§ Records from a data source
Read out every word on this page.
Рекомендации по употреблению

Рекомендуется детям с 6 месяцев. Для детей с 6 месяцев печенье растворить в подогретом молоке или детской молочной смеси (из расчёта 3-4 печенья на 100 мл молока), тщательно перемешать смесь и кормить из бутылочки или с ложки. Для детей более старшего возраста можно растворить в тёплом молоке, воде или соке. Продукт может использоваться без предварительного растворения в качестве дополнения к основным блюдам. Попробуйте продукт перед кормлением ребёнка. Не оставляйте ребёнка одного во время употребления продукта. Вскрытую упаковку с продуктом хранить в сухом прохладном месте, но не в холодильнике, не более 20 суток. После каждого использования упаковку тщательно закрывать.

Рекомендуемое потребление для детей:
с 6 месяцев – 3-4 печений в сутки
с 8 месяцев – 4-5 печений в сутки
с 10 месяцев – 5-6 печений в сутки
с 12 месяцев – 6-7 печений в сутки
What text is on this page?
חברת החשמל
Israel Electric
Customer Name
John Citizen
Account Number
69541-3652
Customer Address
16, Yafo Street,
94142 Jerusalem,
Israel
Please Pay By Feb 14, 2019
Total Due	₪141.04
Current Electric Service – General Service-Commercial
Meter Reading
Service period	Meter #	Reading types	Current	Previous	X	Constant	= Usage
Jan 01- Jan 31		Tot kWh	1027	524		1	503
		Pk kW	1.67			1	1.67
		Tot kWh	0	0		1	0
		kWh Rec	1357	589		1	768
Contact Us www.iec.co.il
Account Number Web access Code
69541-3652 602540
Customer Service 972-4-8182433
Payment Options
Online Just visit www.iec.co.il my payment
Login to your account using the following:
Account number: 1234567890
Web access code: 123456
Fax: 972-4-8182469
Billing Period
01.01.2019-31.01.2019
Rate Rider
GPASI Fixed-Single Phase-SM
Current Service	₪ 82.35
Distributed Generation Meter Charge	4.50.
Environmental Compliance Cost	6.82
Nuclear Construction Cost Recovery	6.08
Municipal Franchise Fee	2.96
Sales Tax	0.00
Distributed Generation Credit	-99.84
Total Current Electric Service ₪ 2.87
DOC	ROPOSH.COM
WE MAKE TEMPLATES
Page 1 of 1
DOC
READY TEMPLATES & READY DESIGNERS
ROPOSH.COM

§ What to work on
Go through the material line by line. Show each line that contains the string "детей".

§ Response to this exercise
Рекомендуется детям с 6 месяцев. Для детей с 6 месяцев печенье растворить в подогретом молоке или детской молочной смеси (из расчёта 3-4 печенья на 100 мл молока), тщательно перемешать смесь и кормить из бутылочки или с ложки. Для детей более старшего возраста можно растворить в тёплом молоке, воде или соке. Продукт может использоваться без предварительного растворения в качестве дополнения к основным блюдам. Попробуйте продукт перед кормлением ребёнка. Не оставляйте ребёнка одного во время употребления продукта. Вскрытую упаковку с продуктом хранить в сухом прохладном месте, но не в холодильнике, не более 20 суток. После каждого использования упаковку тщательно закрывать.
Рекомендуемое потребление для детей:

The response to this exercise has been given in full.